— Dataset content —

******************************

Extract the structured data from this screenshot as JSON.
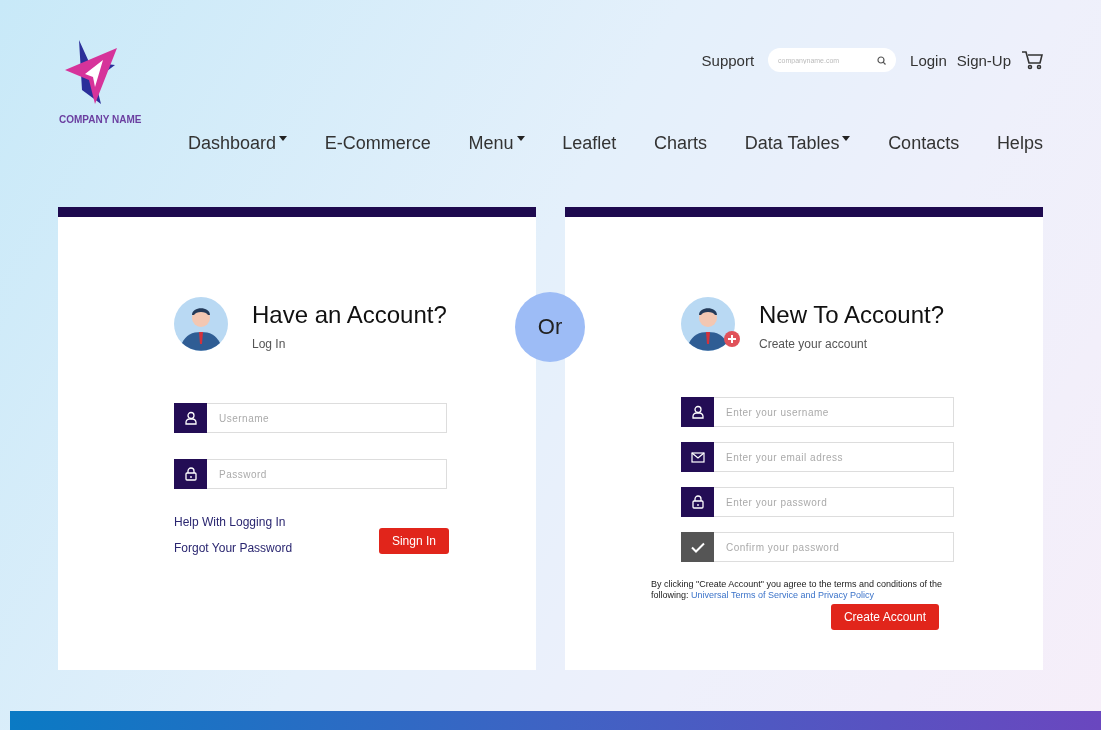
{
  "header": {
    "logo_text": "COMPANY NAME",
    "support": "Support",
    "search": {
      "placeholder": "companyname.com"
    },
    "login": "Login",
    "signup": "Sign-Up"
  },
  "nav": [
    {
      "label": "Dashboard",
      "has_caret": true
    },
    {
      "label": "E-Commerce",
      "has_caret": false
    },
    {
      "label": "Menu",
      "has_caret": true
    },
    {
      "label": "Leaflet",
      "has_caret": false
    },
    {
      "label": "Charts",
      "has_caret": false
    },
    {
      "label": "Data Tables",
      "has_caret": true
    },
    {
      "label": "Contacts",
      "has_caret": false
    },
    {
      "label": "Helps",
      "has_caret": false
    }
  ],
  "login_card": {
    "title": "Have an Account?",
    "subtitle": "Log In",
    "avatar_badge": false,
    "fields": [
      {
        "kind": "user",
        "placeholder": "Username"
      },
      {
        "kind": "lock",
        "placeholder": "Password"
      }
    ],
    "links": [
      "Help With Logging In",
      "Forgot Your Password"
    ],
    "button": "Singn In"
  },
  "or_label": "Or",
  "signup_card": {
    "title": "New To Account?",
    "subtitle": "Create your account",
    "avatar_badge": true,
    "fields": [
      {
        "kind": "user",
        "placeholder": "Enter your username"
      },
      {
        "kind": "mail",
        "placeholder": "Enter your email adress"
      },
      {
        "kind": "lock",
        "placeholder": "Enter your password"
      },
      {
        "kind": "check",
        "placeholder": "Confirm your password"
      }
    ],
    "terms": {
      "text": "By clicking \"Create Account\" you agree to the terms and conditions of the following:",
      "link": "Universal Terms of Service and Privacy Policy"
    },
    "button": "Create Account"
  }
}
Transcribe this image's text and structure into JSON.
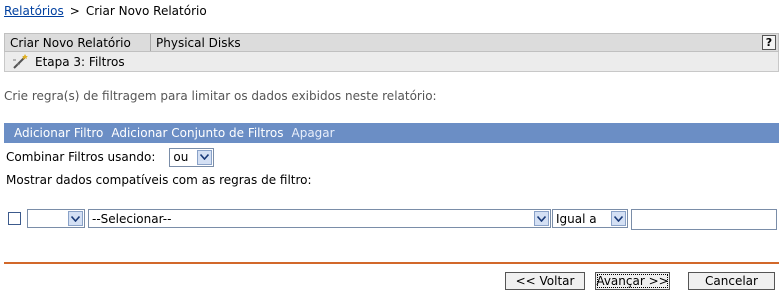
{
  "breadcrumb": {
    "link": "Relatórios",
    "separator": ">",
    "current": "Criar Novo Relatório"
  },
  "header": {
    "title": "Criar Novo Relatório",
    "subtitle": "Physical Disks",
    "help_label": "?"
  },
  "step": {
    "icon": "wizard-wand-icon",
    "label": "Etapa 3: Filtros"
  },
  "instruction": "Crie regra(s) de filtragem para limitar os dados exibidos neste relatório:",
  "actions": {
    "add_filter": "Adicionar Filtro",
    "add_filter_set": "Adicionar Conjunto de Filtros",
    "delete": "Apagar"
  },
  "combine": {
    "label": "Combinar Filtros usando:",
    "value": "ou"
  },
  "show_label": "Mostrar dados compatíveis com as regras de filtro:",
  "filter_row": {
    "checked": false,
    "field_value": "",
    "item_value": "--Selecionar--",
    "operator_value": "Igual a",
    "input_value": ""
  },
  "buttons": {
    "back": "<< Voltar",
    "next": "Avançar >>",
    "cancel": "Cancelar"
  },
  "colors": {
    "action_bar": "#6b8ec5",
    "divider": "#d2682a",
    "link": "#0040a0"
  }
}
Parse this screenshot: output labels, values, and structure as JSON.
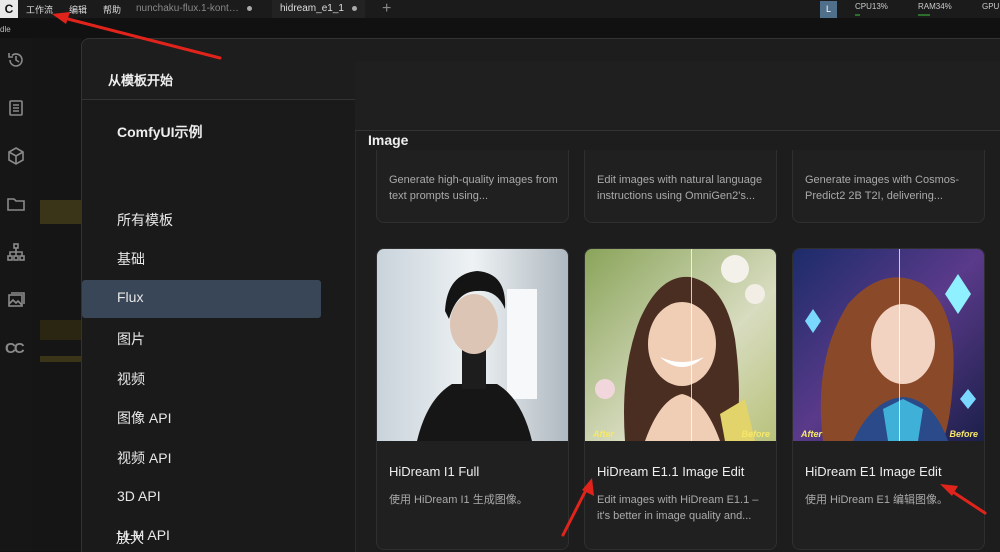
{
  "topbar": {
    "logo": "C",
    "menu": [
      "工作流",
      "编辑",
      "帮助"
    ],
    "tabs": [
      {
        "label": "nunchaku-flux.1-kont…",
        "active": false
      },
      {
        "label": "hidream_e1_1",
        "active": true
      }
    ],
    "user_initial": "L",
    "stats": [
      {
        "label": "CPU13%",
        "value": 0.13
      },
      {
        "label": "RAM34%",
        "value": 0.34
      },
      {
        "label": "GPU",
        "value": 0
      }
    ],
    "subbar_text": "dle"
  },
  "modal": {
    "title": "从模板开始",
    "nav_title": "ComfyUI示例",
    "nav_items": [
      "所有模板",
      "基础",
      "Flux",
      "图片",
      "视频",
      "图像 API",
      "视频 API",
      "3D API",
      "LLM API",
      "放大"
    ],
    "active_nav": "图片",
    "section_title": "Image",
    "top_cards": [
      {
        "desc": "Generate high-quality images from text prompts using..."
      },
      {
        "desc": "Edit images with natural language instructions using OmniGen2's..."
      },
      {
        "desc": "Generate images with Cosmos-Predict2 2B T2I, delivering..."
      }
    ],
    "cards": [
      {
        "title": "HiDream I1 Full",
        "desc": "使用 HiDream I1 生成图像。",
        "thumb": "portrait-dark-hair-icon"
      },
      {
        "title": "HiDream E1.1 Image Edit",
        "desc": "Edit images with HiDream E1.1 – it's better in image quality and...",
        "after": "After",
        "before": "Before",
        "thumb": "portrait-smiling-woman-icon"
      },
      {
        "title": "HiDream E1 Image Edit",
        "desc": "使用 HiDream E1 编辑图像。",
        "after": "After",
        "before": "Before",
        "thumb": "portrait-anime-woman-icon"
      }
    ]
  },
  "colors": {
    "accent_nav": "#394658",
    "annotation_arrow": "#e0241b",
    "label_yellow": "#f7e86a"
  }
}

******************************

— What you are asked to do —
Pull out all lines from the entries above in which the word "portrait" appears.

— Response —
        "thumb": "portrait-dark-hair-icon"
        "thumb": "portrait-smiling-woman-icon"
        "thumb": "portrait-anime-woman-icon"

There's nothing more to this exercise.